| What the task asks |
Copy each line exactly.
###
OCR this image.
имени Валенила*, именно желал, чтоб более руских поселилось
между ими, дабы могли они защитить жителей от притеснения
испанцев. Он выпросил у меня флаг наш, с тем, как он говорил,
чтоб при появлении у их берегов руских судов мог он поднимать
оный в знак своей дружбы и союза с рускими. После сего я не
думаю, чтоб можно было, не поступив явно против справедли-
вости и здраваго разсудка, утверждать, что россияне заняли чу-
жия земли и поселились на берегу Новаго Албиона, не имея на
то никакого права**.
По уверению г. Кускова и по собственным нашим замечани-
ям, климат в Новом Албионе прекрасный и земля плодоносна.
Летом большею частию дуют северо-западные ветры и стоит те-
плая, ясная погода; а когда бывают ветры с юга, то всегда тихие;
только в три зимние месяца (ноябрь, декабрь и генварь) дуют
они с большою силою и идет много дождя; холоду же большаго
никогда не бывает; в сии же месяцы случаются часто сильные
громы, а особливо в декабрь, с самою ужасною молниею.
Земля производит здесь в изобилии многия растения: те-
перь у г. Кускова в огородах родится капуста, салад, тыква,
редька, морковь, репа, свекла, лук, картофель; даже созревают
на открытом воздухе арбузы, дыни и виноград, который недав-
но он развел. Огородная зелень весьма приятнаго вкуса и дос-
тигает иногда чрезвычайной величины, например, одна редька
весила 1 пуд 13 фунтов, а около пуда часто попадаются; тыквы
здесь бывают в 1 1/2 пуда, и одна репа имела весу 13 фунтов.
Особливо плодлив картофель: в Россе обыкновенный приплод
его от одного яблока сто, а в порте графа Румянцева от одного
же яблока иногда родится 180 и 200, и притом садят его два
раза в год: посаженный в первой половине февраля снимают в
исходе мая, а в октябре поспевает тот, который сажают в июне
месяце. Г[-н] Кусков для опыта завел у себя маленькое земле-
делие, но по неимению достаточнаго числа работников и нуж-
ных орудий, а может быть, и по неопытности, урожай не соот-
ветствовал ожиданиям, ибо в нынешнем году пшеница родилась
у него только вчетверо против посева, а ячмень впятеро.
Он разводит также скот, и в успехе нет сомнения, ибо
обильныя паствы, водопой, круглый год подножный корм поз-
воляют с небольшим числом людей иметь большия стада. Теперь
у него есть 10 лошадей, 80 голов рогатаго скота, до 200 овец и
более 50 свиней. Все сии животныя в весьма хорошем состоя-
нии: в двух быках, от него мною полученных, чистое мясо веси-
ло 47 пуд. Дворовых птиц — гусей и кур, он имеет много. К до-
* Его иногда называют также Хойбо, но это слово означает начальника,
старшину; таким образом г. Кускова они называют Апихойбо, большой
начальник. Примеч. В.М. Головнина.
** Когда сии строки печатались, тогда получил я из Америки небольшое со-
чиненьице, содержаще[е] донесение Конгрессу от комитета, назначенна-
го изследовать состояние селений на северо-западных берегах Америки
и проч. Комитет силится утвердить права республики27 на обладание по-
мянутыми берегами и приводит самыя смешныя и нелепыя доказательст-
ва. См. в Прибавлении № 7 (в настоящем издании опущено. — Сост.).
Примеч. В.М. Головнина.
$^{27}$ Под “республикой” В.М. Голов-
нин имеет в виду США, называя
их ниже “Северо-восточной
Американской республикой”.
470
###
| Answer to the exercise |
OCR this image.
имени Валенила*, именно желал, чтоб более руских поселилось
между ими, дабы могли они защитить жителей от притеснения
испанцев. Он выпросил у меня флаг наш, с тем, как он говорил,
чтоб при появлении у их берегов руских судов мог он поднимать
оный в знак своей дружбы и союза с рускими. После сего я не
думаю, чтоб можно было, не поступив явно против справедли-
вости и здраваго разсудка, утверждать, что россияне заняли чу-
жия земли и поселились на берегу Новаго Албиона, не имея на
то никакого права**.
По уверению г. Кускова и по собственным нашим замечани-
ям, климат в Новом Албионе прекрасный и земля плодоносна.
Летом большею частию дуют северо-западные ветры и стоит те-
плая, ясная погода; а когда бывают ветры с юга, то всегда тихие;
только в три зимние месяца (ноябрь, декабрь и генварь) дуют
они с большою силою и идет много дождя; холоду же большаго
никогда не бывает; в сии же месяцы случаются часто сильные
громы, а особливо в декабрь, с самою ужасною молниею.
Земля производит здесь в изобилии многия растения: те-
перь у г. Кускова в огородах родится капуста, салад, тыква,
редька, морковь, репа, свекла, лук, картофель; даже созревают
на открытом воздухе арбузы, дыни и виноград, который недав-
но он развел. Огородная зелень весьма приятнаго вкуса и дос-
тигает иногда чрезвычайной величины, например, одна редька
весила 1 пуд 13 фунтов, а около пуда часто попадаются; тыквы
здесь бывают в 1 1/2 пуда, и одна репа имела весу 13 фунтов.
Особливо плодлив картофель: в Россе обыкновенный приплод
его от одного яблока сто, а в порте графа Румянцева от одного
же яблока иногда родится 180 и 200, и притом садят его два
раза в год: посаженный в первой половине февраля снимают в
исходе мая, а в октябре поспевает тот, который сажают в июне
месяце. Г[-н] Кусков для опыта завел у себя маленькое земле-
делие, но по неимению достаточнаго числа работников и нуж-
ных орудий, а может быть, и по неопытности, урожай не соот-
ветствовал ожиданиям, ибо в нынешнем году пшеница родилась
у него только вчетверо против посева, а ячмень впятеро.
Он разводит также скот, и в успехе нет сомнения, ибо
обильныя паствы, водопой, круглый год подножный корм поз-
воляют с небольшим числом людей иметь большия стада. Теперь
у него есть 10 лошадей, 80 голов рогатаго скота, до 200 овец и
более 50 свиней. Все сии животныя в весьма хорошем состоя-
нии: в двух быках, от него мною полученных, чистое мясо веси-
ло 47 пуд. Дворовых птиц — гусей и кур, он имеет много. К до-
* Его иногда называют также Хойбо, но это слово означает начальника,
старшину; таким образом г. Кускова они называют Апихойбо, большой
начальник. Примеч. В.М. Головнина.
** Когда сии строки печатались, тогда получил я из Америки небольшое со-
чиненьице, содержаще[е] донесение Конгрессу от комитета, назначенна-
го изследовать состояние селений на северо-западных берегах Америки
и проч. Комитет силится утвердить права республики27 на обладание по-
мянутыми берегами и приводит самыя смешныя и нелепыя доказательст-
ва. См. в Прибавлении № 7 (в настоящем издании опущено. — Сост.).
Примеч. В.М. Головнина.
$^{27}$ Под “республикой” В.М. Голов-
нин имеет в виду США, называя
их ниже “Северо-восточной
Американской республикой”.
470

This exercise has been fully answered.